(Data for this task):
**********
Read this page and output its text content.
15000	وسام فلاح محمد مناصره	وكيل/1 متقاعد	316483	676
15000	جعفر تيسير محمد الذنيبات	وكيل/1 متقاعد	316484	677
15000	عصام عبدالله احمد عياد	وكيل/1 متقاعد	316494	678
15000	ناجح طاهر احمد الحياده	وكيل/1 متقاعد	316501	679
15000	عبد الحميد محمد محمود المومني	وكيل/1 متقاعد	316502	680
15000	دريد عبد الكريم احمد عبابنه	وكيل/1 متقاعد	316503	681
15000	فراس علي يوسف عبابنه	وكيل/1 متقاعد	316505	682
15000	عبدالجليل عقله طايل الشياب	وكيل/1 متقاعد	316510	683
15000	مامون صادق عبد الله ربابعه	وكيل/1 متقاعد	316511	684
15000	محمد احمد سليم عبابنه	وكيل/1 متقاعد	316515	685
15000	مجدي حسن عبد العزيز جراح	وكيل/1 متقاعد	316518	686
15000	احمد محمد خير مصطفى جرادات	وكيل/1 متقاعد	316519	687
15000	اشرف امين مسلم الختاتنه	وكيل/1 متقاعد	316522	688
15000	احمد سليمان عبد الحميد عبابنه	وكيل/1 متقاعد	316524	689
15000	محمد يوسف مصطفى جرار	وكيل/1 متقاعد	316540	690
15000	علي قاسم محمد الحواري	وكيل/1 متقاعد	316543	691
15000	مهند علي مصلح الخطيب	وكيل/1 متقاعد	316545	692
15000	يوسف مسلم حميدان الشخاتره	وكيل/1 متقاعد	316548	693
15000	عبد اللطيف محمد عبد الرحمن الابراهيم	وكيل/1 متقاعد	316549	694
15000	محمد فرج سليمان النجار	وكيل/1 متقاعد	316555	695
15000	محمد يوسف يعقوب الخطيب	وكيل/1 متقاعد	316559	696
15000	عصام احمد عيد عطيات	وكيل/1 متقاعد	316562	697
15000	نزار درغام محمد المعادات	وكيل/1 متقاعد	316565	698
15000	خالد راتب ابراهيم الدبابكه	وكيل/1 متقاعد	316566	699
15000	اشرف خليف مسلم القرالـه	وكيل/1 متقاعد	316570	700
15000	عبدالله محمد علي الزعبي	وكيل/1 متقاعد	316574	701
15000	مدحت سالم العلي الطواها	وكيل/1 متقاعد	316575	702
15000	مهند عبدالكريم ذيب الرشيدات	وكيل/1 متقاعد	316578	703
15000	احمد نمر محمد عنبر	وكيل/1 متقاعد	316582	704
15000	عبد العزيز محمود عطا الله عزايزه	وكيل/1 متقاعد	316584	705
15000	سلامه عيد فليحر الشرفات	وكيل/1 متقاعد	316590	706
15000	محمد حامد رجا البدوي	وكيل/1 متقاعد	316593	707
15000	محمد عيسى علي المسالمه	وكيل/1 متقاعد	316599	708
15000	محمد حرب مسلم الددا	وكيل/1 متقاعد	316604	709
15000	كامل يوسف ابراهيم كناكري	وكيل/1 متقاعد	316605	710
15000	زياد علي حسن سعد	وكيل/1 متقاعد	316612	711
**********
(Description of the task):
Print every record exactly as it was given.

(Expected output):
Read this page and output its text content.
15000	وسام فلاح محمد مناصره	وكيل/1 متقاعد	316483	676
15000	جعفر تيسير محمد الذنيبات	وكيل/1 متقاعد	316484	677
15000	عصام عبدالله احمد عياد	وكيل/1 متقاعد	316494	678
15000	ناجح طاهر احمد الحياده	وكيل/1 متقاعد	316501	679
15000	عبد الحميد محمد محمود المومني	وكيل/1 متقاعد	316502	680
15000	دريد عبد الكريم احمد عبابنه	وكيل/1 متقاعد	316503	681
15000	فراس علي يوسف عبابنه	وكيل/1 متقاعد	316505	682
15000	عبدالجليل عقله طايل الشياب	وكيل/1 متقاعد	316510	683
15000	مامون صادق عبد الله ربابعه	وكيل/1 متقاعد	316511	684
15000	محمد احمد سليم عبابنه	وكيل/1 متقاعد	316515	685
15000	مجدي حسن عبد العزيز جراح	وكيل/1 متقاعد	316518	686
15000	احمد محمد خير مصطفى جرادات	وكيل/1 متقاعد	316519	687
15000	اشرف امين مسلم الختاتنه	وكيل/1 متقاعد	316522	688
15000	احمد سليمان عبد الحميد عبابنه	وكيل/1 متقاعد	316524	689
15000	محمد يوسف مصطفى جرار	وكيل/1 متقاعد	316540	690
15000	علي قاسم محمد الحواري	وكيل/1 متقاعد	316543	691
15000	مهند علي مصلح الخطيب	وكيل/1 متقاعد	316545	692
15000	يوسف مسلم حميدان الشخاتره	وكيل/1 متقاعد	316548	693
15000	عبد اللطيف محمد عبد الرحمن الابراهيم	وكيل/1 متقاعد	316549	694
15000	محمد فرج سليمان النجار	وكيل/1 متقاعد	316555	695
15000	محمد يوسف يعقوب الخطيب	وكيل/1 متقاعد	316559	696
15000	عصام احمد عيد عطيات	وكيل/1 متقاعد	316562	697
15000	نزار درغام محمد المعادات	وكيل/1 متقاعد	316565	698
15000	خالد راتب ابراهيم الدبابكه	وكيل/1 متقاعد	316566	699
15000	اشرف خليف مسلم القرالـه	وكيل/1 متقاعد	316570	700
15000	عبدالله محمد علي الزعبي	وكيل/1 متقاعد	316574	701
15000	مدحت سالم العلي الطواها	وكيل/1 متقاعد	316575	702
15000	مهند عبدالكريم ذيب الرشيدات	وكيل/1 متقاعد	316578	703
15000	احمد نمر محمد عنبر	وكيل/1 متقاعد	316582	704
15000	عبد العزيز محمود عطا الله عزايزه	وكيل/1 متقاعد	316584	705
15000	سلامه عيد فليحر الشرفات	وكيل/1 متقاعد	316590	706
15000	محمد حامد رجا البدوي	وكيل/1 متقاعد	316593	707
15000	محمد عيسى علي المسالمه	وكيل/1 متقاعد	316599	708
15000	محمد حرب مسلم الددا	وكيل/1 متقاعد	316604	709
15000	كامل يوسف ابراهيم كناكري	وكيل/1 متقاعد	316605	710
15000	زياد علي حسن سعد	وكيل/1 متقاعد	316612	711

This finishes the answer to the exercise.